● **WHAT TO WORK ON**
Return every line of the entries that includes the word "elderly".

————————

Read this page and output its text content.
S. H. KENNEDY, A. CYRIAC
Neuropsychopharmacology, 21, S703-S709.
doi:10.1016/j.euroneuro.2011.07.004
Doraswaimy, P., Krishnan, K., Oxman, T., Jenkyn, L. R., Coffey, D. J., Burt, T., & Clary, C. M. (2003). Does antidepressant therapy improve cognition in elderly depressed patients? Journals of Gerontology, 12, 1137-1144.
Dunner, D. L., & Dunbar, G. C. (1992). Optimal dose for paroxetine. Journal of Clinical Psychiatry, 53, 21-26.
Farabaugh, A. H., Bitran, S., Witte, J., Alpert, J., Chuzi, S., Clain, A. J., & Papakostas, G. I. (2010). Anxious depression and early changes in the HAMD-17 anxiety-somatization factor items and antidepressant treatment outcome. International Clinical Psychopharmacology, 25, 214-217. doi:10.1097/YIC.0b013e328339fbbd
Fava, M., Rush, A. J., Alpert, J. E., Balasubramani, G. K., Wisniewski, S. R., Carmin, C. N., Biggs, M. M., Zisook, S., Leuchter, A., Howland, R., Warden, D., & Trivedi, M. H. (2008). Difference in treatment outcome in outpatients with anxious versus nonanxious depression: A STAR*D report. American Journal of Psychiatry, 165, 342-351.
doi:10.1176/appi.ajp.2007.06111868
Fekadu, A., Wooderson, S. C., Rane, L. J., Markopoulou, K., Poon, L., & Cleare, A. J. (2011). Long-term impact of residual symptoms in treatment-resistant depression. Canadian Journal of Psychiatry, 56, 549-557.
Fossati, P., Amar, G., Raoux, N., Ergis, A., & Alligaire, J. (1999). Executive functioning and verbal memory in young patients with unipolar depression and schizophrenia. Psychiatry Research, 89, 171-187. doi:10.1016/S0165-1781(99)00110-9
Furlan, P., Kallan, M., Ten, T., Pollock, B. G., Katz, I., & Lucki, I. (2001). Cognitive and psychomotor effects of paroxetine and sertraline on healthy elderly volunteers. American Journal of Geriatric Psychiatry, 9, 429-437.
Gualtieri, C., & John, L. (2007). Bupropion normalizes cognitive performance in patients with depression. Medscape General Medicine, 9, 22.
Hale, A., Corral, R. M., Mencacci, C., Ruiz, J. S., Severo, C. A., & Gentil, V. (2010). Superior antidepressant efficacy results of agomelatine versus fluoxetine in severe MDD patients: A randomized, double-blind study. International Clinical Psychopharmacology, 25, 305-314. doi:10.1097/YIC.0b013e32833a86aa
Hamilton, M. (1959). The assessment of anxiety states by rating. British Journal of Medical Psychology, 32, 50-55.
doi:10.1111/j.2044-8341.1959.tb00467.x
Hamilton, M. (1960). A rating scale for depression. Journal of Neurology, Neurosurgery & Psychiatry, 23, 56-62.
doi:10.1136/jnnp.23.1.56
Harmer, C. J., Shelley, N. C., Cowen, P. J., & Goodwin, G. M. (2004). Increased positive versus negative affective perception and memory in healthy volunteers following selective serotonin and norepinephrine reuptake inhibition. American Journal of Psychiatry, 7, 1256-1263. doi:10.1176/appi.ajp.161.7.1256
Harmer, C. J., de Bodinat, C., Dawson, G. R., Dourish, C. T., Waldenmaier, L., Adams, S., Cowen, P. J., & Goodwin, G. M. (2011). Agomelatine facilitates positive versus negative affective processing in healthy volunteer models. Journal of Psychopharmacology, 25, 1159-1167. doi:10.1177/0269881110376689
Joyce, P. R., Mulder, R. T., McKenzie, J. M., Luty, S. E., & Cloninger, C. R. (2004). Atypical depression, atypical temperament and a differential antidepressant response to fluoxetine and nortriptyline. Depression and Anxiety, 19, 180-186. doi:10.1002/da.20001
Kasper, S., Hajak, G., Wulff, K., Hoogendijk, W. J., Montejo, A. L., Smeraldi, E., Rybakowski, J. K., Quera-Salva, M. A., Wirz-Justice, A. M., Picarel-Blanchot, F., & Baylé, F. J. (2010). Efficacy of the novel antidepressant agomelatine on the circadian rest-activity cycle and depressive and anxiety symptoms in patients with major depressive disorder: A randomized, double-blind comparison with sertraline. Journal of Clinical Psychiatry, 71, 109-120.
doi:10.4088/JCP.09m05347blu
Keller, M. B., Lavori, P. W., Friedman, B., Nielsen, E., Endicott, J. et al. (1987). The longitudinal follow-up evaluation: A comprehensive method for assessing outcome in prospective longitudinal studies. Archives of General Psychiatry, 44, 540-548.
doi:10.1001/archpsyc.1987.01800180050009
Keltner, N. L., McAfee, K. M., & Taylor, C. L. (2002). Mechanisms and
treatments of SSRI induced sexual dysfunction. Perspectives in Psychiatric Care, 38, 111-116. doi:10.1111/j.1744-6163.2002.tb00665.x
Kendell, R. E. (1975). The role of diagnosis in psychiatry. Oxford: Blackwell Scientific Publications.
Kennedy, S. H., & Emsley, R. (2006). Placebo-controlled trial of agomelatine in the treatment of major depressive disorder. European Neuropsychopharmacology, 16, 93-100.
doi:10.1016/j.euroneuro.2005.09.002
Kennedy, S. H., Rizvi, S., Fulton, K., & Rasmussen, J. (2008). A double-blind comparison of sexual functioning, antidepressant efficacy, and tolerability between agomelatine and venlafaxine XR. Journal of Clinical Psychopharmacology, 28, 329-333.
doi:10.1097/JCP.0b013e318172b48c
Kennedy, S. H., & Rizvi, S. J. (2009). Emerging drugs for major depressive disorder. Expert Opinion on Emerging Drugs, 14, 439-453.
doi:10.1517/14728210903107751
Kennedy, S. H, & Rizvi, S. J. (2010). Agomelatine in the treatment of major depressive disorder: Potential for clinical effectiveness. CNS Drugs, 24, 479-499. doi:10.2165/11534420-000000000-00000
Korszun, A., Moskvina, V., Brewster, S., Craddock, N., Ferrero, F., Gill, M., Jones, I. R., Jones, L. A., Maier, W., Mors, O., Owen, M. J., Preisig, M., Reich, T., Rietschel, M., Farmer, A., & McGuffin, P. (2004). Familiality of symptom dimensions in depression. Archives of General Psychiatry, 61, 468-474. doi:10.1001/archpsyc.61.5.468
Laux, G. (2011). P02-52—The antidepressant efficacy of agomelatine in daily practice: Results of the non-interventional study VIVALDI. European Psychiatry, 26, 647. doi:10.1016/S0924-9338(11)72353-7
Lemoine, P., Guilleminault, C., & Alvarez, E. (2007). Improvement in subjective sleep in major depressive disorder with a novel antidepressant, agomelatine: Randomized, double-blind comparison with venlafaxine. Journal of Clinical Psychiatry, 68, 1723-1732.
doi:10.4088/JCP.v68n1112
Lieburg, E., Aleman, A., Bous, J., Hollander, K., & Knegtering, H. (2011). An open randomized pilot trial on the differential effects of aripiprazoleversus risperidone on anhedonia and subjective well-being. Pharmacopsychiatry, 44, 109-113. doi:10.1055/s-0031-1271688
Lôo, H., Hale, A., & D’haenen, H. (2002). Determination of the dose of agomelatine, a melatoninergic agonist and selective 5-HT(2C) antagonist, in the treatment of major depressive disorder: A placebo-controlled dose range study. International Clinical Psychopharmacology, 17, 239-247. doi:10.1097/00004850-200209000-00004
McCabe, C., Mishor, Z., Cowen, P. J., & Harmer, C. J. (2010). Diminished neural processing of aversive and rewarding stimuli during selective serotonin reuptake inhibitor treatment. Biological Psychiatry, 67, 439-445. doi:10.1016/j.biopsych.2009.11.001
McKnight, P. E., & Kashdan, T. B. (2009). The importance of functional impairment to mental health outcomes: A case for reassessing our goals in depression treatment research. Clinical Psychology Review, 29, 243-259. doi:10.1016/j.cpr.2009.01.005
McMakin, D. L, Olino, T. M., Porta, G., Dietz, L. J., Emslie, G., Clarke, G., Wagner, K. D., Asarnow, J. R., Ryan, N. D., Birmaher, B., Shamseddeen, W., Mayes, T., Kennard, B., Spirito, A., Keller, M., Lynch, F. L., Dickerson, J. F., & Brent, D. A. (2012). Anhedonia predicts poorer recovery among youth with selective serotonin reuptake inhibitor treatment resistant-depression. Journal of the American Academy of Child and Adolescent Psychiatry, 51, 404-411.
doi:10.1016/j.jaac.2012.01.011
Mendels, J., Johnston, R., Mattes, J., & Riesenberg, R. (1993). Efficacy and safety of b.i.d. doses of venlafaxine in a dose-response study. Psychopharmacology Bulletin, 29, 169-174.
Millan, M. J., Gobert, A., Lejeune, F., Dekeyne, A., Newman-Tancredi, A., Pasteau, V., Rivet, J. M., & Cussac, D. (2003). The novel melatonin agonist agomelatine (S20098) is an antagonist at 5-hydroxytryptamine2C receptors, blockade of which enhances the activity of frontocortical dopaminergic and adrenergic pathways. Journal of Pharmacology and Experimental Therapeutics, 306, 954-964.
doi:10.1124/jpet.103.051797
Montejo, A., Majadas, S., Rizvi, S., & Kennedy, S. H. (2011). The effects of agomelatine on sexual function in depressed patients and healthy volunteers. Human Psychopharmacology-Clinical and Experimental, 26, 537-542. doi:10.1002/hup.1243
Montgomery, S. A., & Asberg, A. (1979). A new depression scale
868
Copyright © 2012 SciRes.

————————

● **YOUR RESPONSE**
Doraswaimy, P., Krishnan, K., Oxman, T., Jenkyn, L. R., Coffey, D. J., Burt, T., & Clary, C. M. (2003). Does antidepressant therapy improve cognition in elderly depressed patients? Journals of Gerontology, 12, 1137-1144.
Furlan, P., Kallan, M., Ten, T., Pollock, B. G., Katz, I., & Lucki, I. (2001). Cognitive and psychomotor effects of paroxetine and sertraline on healthy elderly volunteers. American Journal of Geriatric Psychiatry, 9, 429-437.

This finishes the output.